START Record extracts

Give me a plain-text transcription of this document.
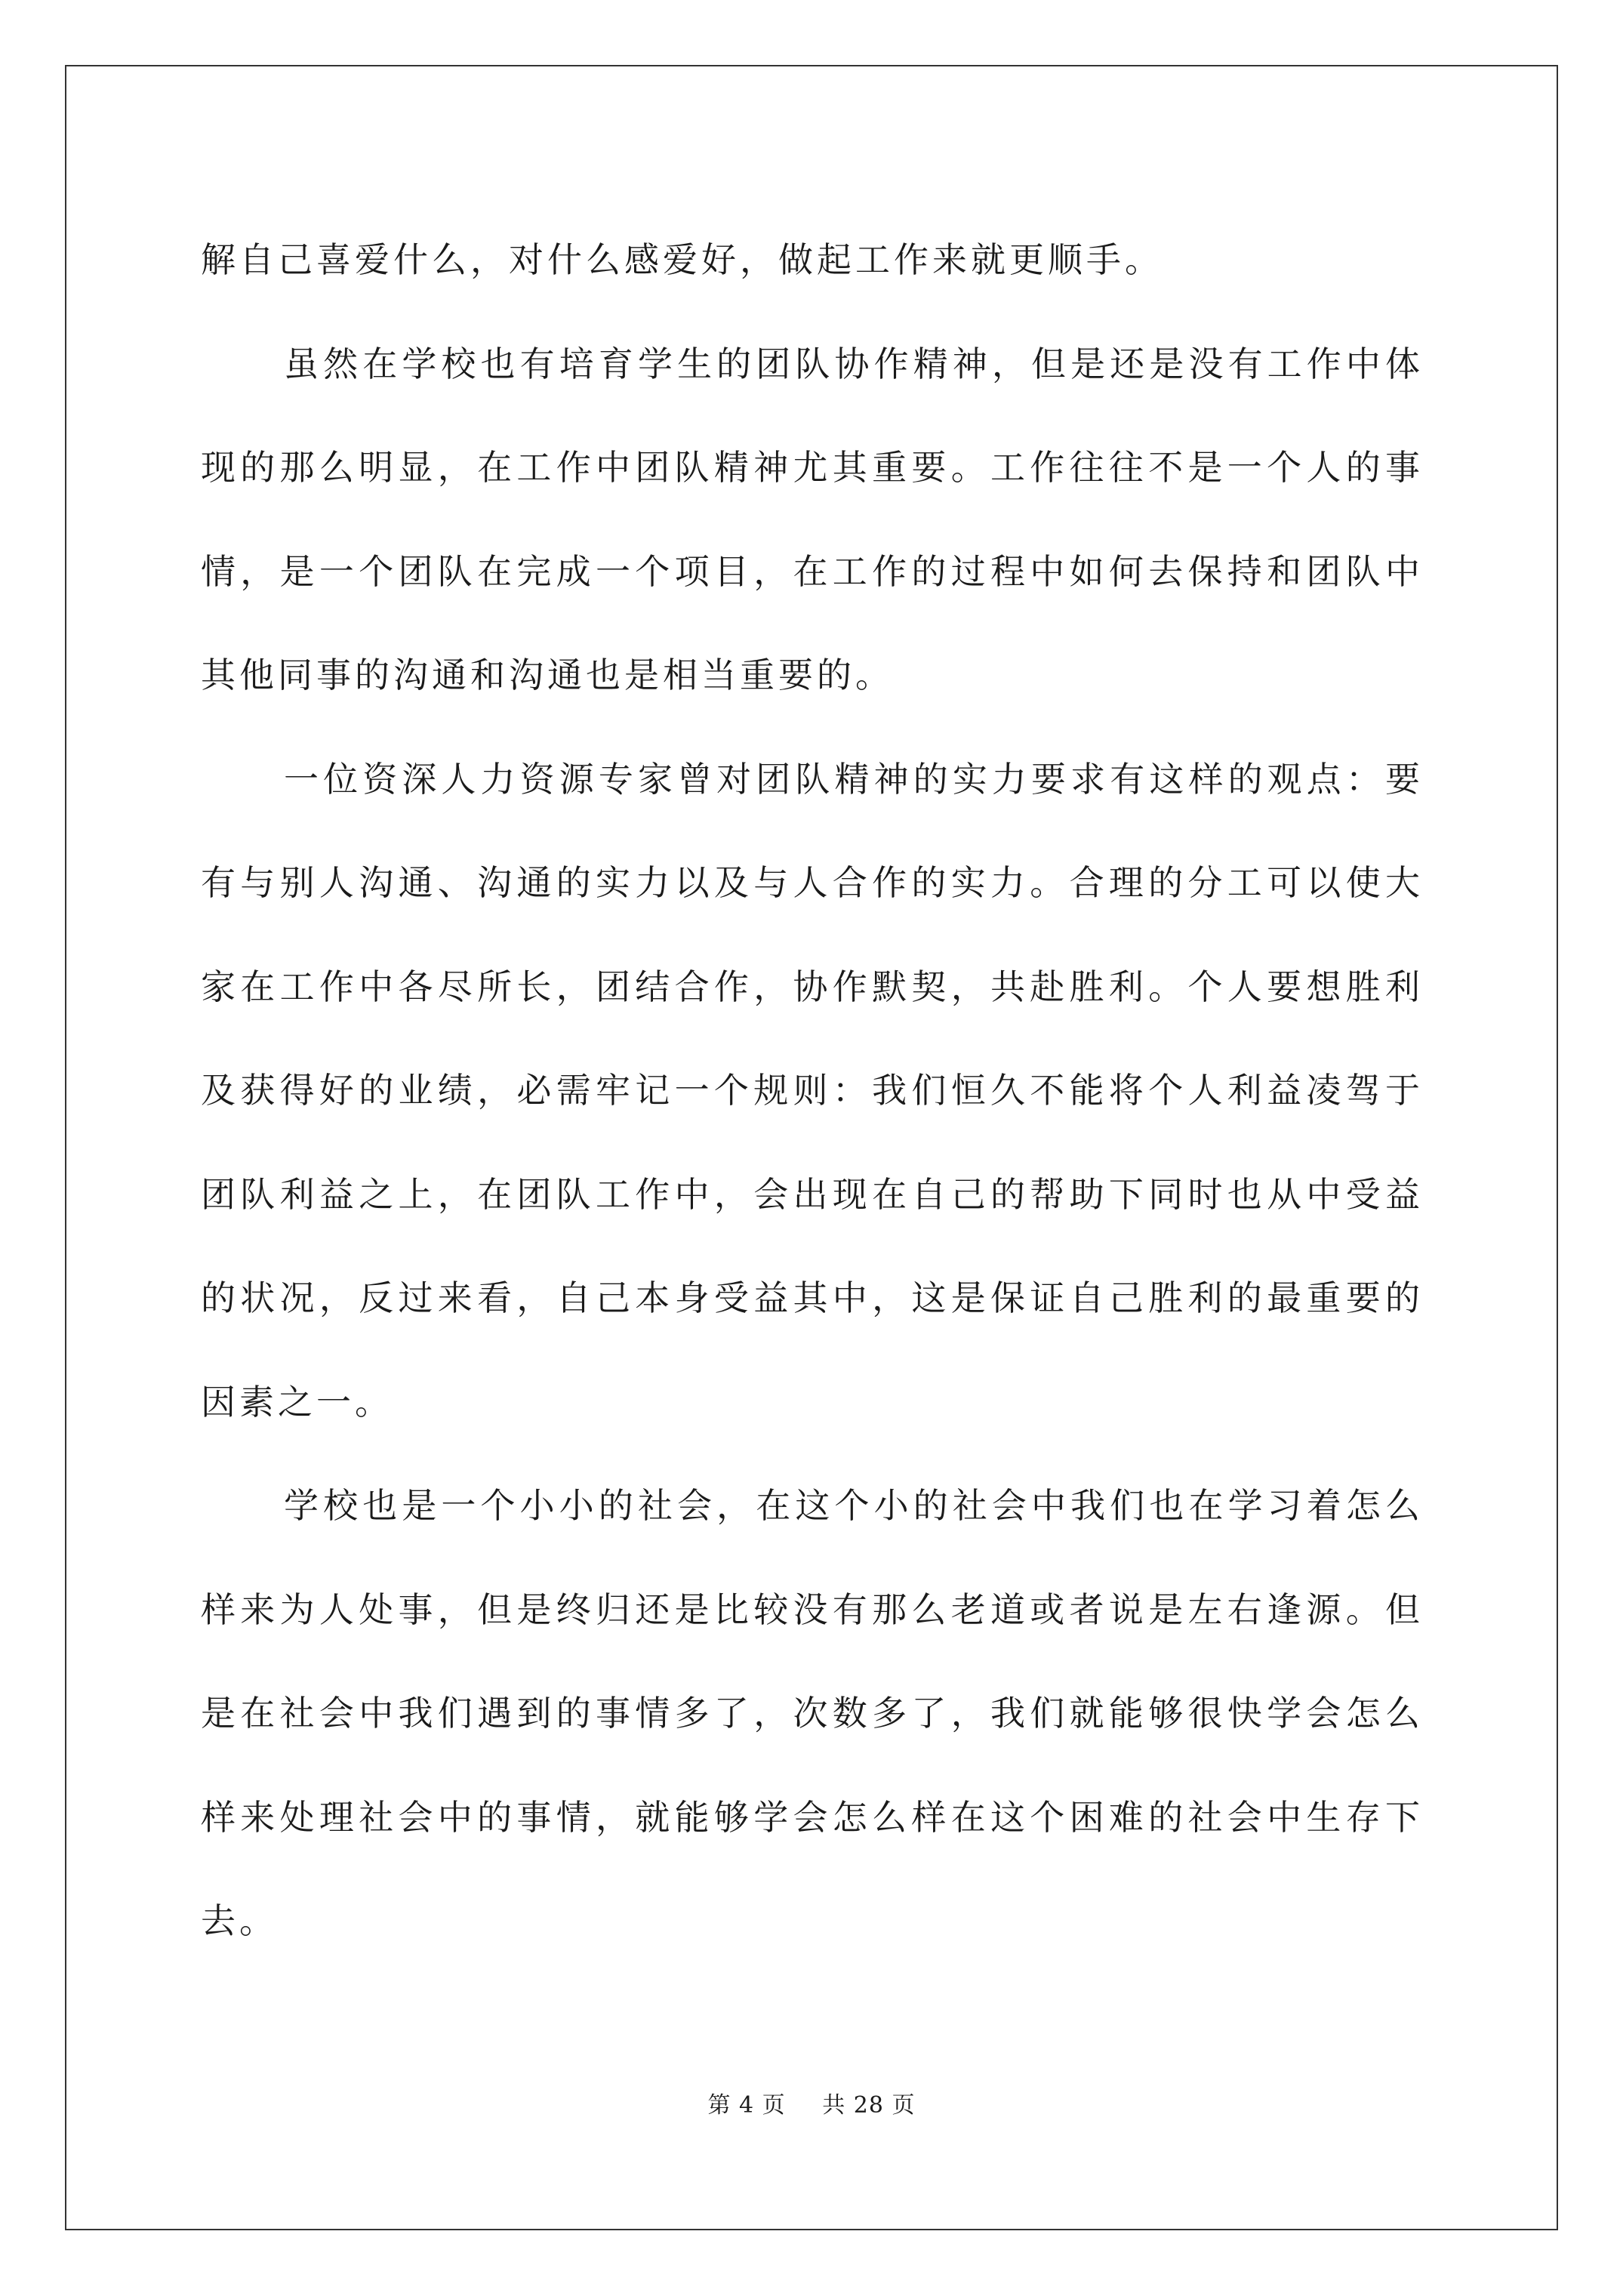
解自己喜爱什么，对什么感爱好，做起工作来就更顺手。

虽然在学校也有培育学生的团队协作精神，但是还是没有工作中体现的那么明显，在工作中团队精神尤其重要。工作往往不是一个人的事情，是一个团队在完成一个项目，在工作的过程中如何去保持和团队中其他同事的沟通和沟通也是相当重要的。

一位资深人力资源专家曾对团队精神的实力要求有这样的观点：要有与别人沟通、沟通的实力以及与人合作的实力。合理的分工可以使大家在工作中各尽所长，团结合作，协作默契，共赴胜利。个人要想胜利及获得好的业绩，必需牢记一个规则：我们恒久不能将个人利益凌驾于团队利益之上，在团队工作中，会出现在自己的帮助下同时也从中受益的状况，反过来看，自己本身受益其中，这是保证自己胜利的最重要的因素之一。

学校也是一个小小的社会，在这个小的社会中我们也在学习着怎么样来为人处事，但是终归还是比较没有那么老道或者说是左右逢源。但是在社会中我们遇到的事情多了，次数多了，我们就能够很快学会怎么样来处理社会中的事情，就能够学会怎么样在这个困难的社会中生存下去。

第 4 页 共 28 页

END Record extracts

→ What you will do
Copy the data word for word. Pictures do not go in the copy.

→ Final result
Give me a plain-text transcription of this document.
解自己喜爱什么，对什么感爱好，做起工作来就更顺手。

虽然在学校也有培育学生的团队协作精神，但是还是没有工作中体现的那么明显，在工作中团队精神尤其重要。工作往往不是一个人的事情，是一个团队在完成一个项目，在工作的过程中如何去保持和团队中其他同事的沟通和沟通也是相当重要的。

一位资深人力资源专家曾对团队精神的实力要求有这样的观点：要有与别人沟通、沟通的实力以及与人合作的实力。合理的分工可以使大家在工作中各尽所长，团结合作，协作默契，共赴胜利。个人要想胜利及获得好的业绩，必需牢记一个规则：我们恒久不能将个人利益凌驾于团队利益之上，在团队工作中，会出现在自己的帮助下同时也从中受益的状况，反过来看，自己本身受益其中，这是保证自己胜利的最重要的因素之一。

学校也是一个小小的社会，在这个小的社会中我们也在学习着怎么样来为人处事，但是终归还是比较没有那么老道或者说是左右逢源。但是在社会中我们遇到的事情多了，次数多了，我们就能够很快学会怎么样来处理社会中的事情，就能够学会怎么样在这个困难的社会中生存下去。

第 4 页 共 28 页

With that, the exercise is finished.